-- begin EXERCISE INPUT --

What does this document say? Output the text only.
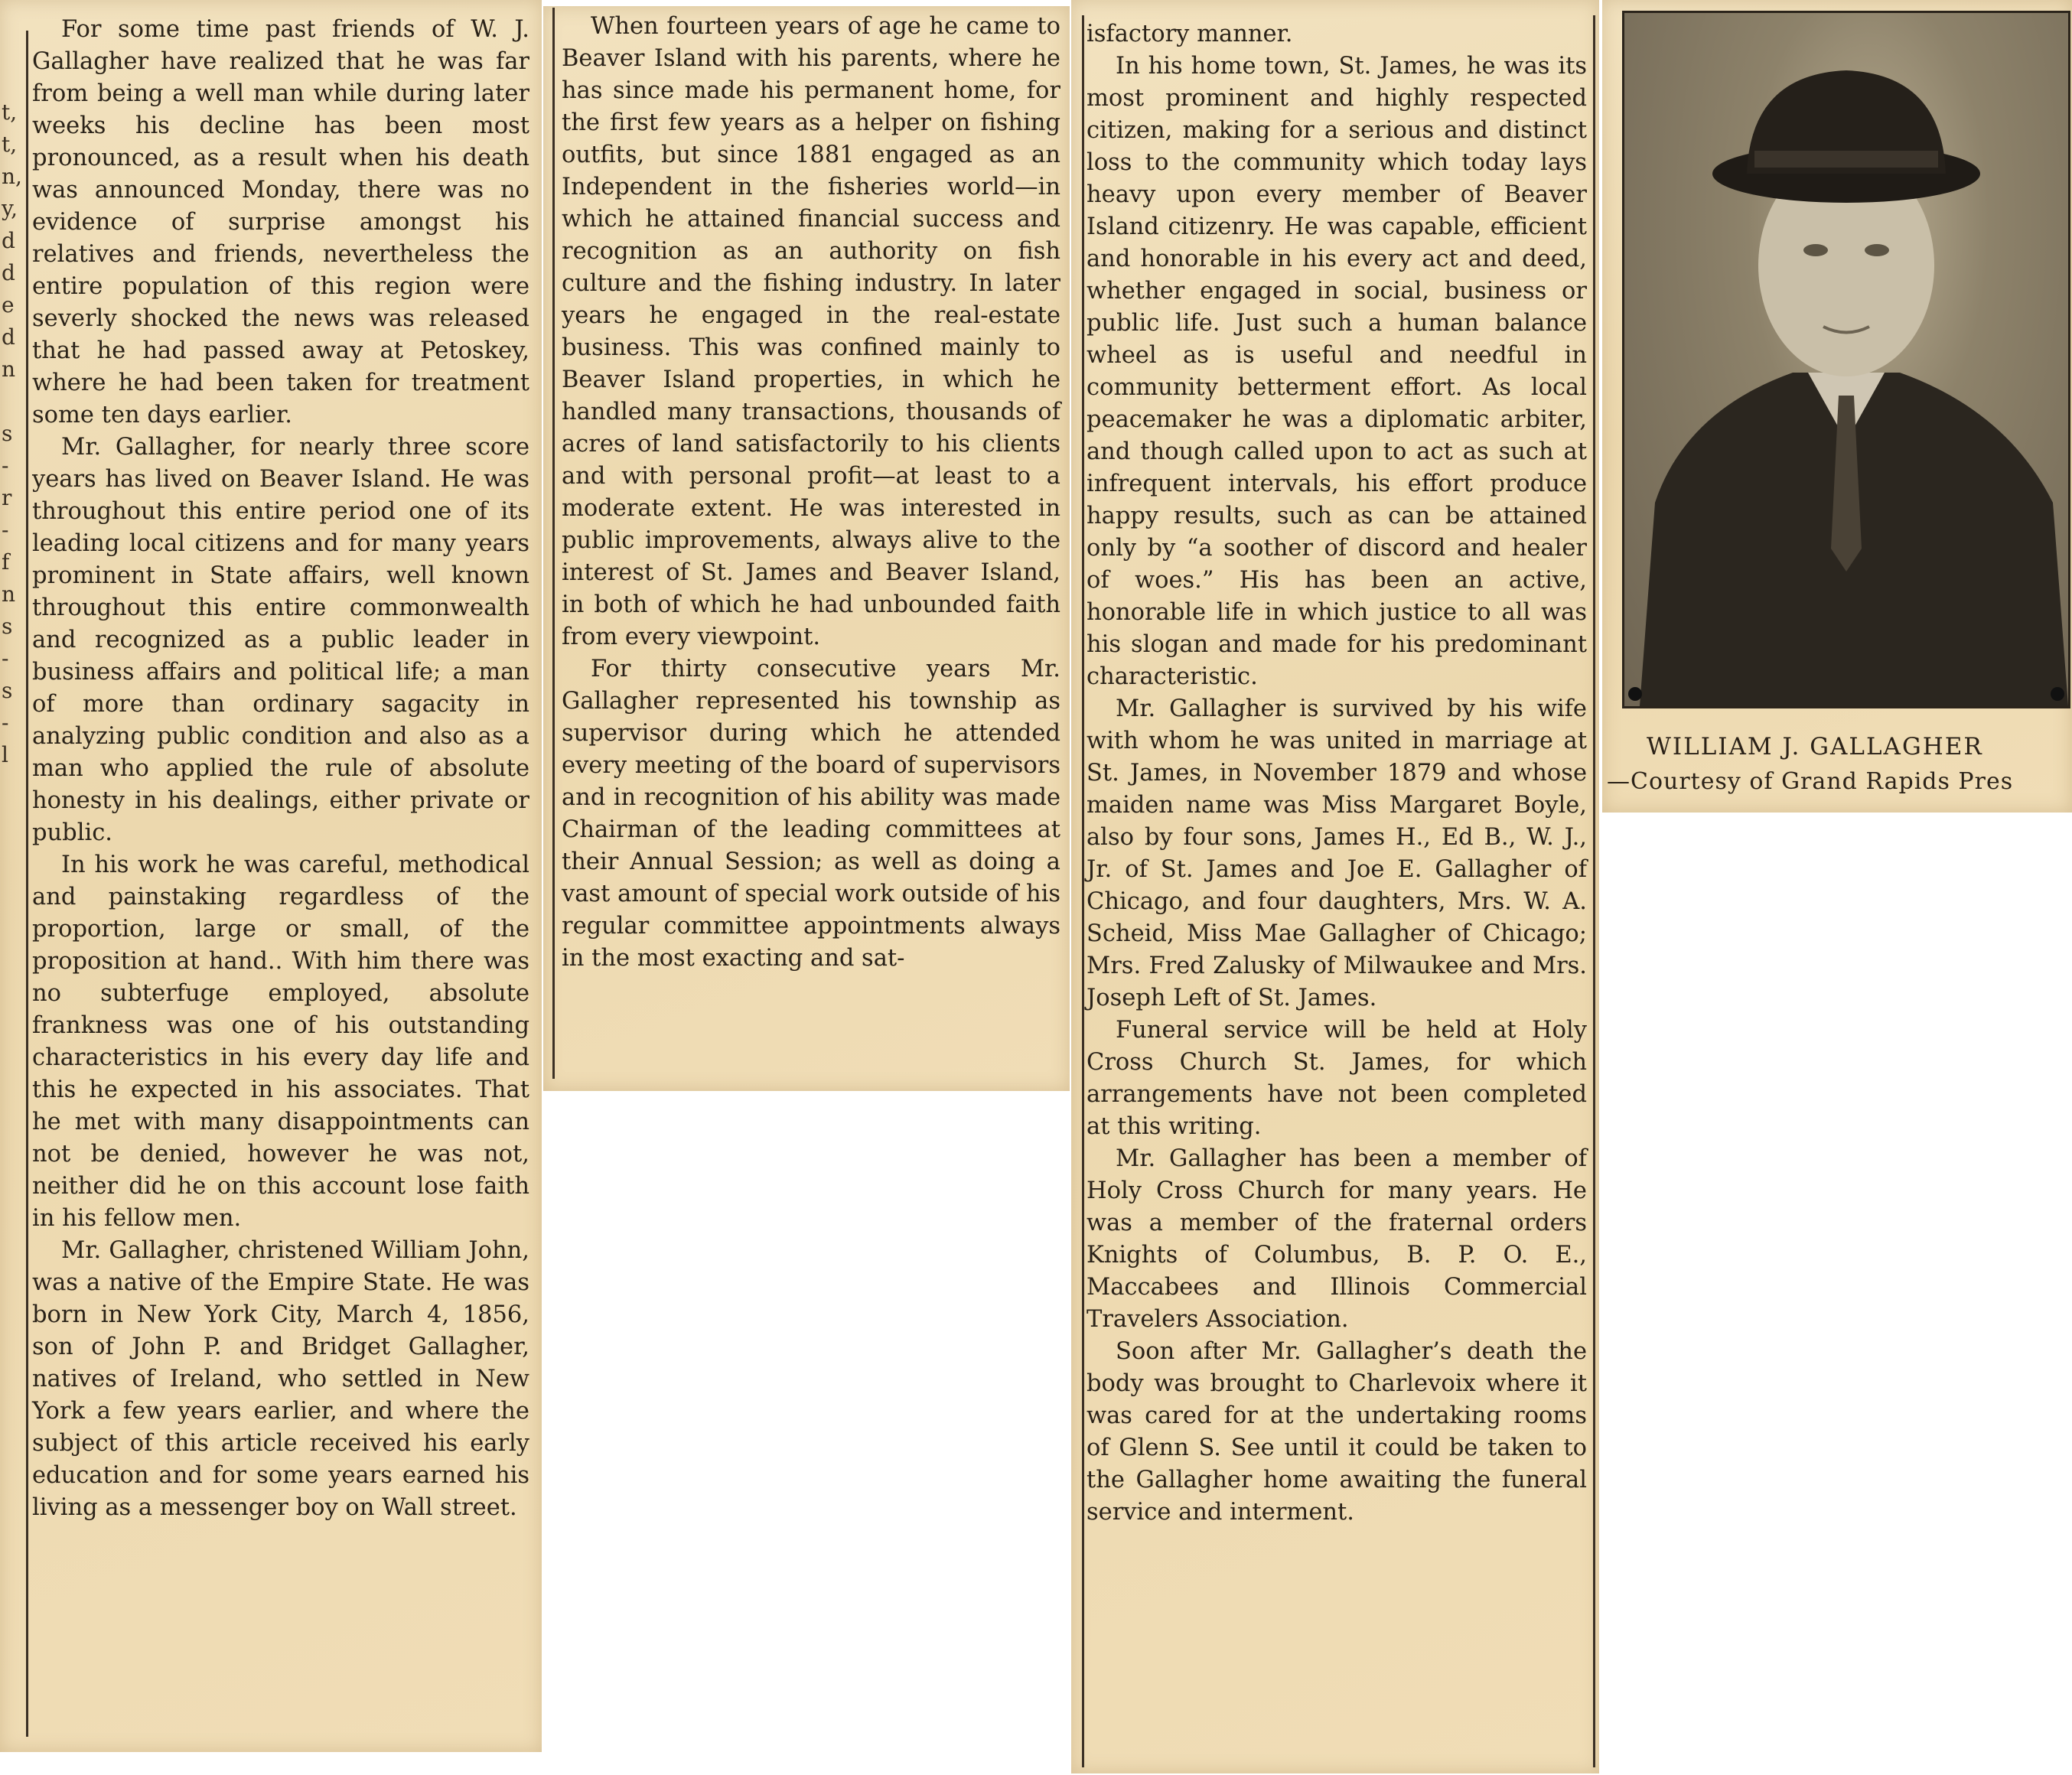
t,
t,
n,
y,
d
d
e
d
n

s
-
r
-
f
n
s
-
s
-
l

For some time past friends of W. J. Gallagher have realized that he was far from being a well man while during later weeks his decline has been most pronounced, as a result when his death was announced Monday, there was no evidence of surprise amongst his relatives and friends, nevertheless the entire population of this region were severly shocked the news was released that he had passed away at Petoskey, where he had been taken for treatment some ten days earlier.

Mr. Gallagher, for nearly three score years has lived on Beaver Island. He was throughout this entire period one of its leading local citizens and for many years prominent in State affairs, well known throughout this entire commonwealth and recognized as a public leader in business affairs and political life; a man of more than ordinary sagacity in analyzing public condition and also as a man who applied the rule of absolute honesty in his dealings, either private or public.

In his work he was careful, methodical and painstaking regardless of the proportion, large or small, of the proposition at hand.. With him there was no subterfuge employed, absolute frankness was one of his outstanding characteristics in his every day life and this he expected in his associates. That he met with many disappointments can not be denied, however he was not, neither did he on this account lose faith in his fellow men.

Mr. Gallagher, christened William John, was a native of the Empire State. He was born in New York City, March 4, 1856, son of John P. and Bridget Gallagher, natives of Ireland, who settled in New York a few years earlier, and where the subject of this article received his early education and for some years earned his living as a messenger boy on Wall street.

When fourteen years of age he came to Beaver Island with his parents, where he has since made his permanent home, for the first few years as a helper on fishing outfits, but since 1881 engaged as an Independent in the fisheries world—in which he attained financial success and recognition as an authority on fish culture and the fishing industry. In later years he engaged in the real-estate business. This was confined mainly to Beaver Island properties, in which he handled many transactions, thousands of acres of land satisfactorily to his clients and with personal profit—at least to a moderate extent. He was interested in public improvements, always alive to the interest of St. James and Beaver Island, in both of which he had unbounded faith from every viewpoint.

For thirty consecutive years Mr. Gallagher represented his township as supervisor during which he attended every meeting of the board of supervisors and in recognition of his ability was made Chairman of the leading committees at their Annual Session; as well as doing a vast amount of special work outside of his regular committee appointments always in the most exacting and sat-

isfactory manner.

In his home town, St. James, he was its most prominent and highly respected citizen, making for a serious and distinct loss to the community which today lays heavy upon every member of Beaver Island citizenry. He was capable, efficient and honorable in his every act and deed, whether engaged in social, business or public life. Just such a human balance wheel as is useful and needful in community betterment effort. As local peacemaker he was a diplomatic arbiter, and though called upon to act as such at infrequent intervals, his effort produce happy results, such as can be attained only by “a soother of discord and healer of woes.” His has been an active, honorable life in which justice to all was his slogan and made for his predominant characteristic.

Mr. Gallagher is survived by his wife with whom he was united in marriage at St. James, in November 1879 and whose maiden name was Miss Margaret Boyle, also by four sons, James H., Ed B., W. J., Jr. of St. James and Joe E. Gallagher of Chicago, and four daughters, Mrs. W. A. Scheid, Miss Mae Gallagher of Chicago; Mrs. Fred Zalusky of Milwaukee and Mrs. Joseph Left of St. James.

Funeral service will be held at Holy Cross Church St. James, for which arrangements have not been completed at this writing.

Mr. Gallagher has been a member of Holy Cross Church for many years. He was a member of the fraternal orders Knights of Columbus, B. P. O. E., Maccabees and Illinois Commercial Travelers Association.

Soon after Mr. Gallagher’s death the body was brought to Charlevoix where it was cared for at the undertaking rooms of Glenn S. See until it could be taken to the Gallagher home awaiting the funeral service and interment.

WILLIAM J. GALLAGHER
—Courtesy of Grand Rapids Pres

-- end EXERCISE INPUT --

Copy all the data exactly as written, but skip any picture.

What does this document say? Output the text only.
t,
t,
n,
y,
d
d
e
d
n

s
-
r
-
f
n
s
-
s
-
l

For some time past friends of W. J. Gallagher have realized that he was far from being a well man while during later weeks his decline has been most pronounced, as a result when his death was announced Monday, there was no evidence of surprise amongst his relatives and friends, nevertheless the entire population of this region were severly shocked the news was released that he had passed away at Petoskey, where he had been taken for treatment some ten days earlier.

Mr. Gallagher, for nearly three score years has lived on Beaver Island. He was throughout this entire period one of its leading local citizens and for many years prominent in State affairs, well known throughout this entire commonwealth and recognized as a public leader in business affairs and political life; a man of more than ordinary sagacity in analyzing public condition and also as a man who applied the rule of absolute honesty in his dealings, either private or public.

In his work he was careful, methodical and painstaking regardless of the proportion, large or small, of the proposition at hand.. With him there was no subterfuge employed, absolute frankness was one of his outstanding characteristics in his every day life and this he expected in his associates. That he met with many disappointments can not be denied, however he was not, neither did he on this account lose faith in his fellow men.

Mr. Gallagher, christened William John, was a native of the Empire State. He was born in New York City, March 4, 1856, son of John P. and Bridget Gallagher, natives of Ireland, who settled in New York a few years earlier, and where the subject of this article received his early education and for some years earned his living as a messenger boy on Wall street.

When fourteen years of age he came to Beaver Island with his parents, where he has since made his permanent home, for the first few years as a helper on fishing outfits, but since 1881 engaged as an Independent in the fisheries world—in which he attained financial success and recognition as an authority on fish culture and the fishing industry. In later years he engaged in the real-estate business. This was confined mainly to Beaver Island properties, in which he handled many transactions, thousands of acres of land satisfactorily to his clients and with personal profit—at least to a moderate extent. He was interested in public improvements, always alive to the interest of St. James and Beaver Island, in both of which he had unbounded faith from every viewpoint.

For thirty consecutive years Mr. Gallagher represented his township as supervisor during which he attended every meeting of the board of supervisors and in recognition of his ability was made Chairman of the leading committees at their Annual Session; as well as doing a vast amount of special work outside of his regular committee appointments always in the most exacting and sat-

isfactory manner.

In his home town, St. James, he was its most prominent and highly respected citizen, making for a serious and distinct loss to the community which today lays heavy upon every member of Beaver Island citizenry. He was capable, efficient and honorable in his every act and deed, whether engaged in social, business or public life. Just such a human balance wheel as is useful and needful in community betterment effort. As local peacemaker he was a diplomatic arbiter, and though called upon to act as such at infrequent intervals, his effort produce happy results, such as can be attained only by “a soother of discord and healer of woes.” His has been an active, honorable life in which justice to all was his slogan and made for his predominant characteristic.

Mr. Gallagher is survived by his wife with whom he was united in marriage at St. James, in November 1879 and whose maiden name was Miss Margaret Boyle, also by four sons, James H., Ed B., W. J., Jr. of St. James and Joe E. Gallagher of Chicago, and four daughters, Mrs. W. A. Scheid, Miss Mae Gallagher of Chicago; Mrs. Fred Zalusky of Milwaukee and Mrs. Joseph Left of St. James.

Funeral service will be held at Holy Cross Church St. James, for which arrangements have not been completed at this writing.

Mr. Gallagher has been a member of Holy Cross Church for many years. He was a member of the fraternal orders Knights of Columbus, B. P. O. E., Maccabees and Illinois Commercial Travelers Association.

Soon after Mr. Gallagher’s death the body was brought to Charlevoix where it was cared for at the undertaking rooms of Glenn S. See until it could be taken to the Gallagher home awaiting the funeral service and interment.

WILLIAM J. GALLAGHER
—Courtesy of Grand Rapids Pres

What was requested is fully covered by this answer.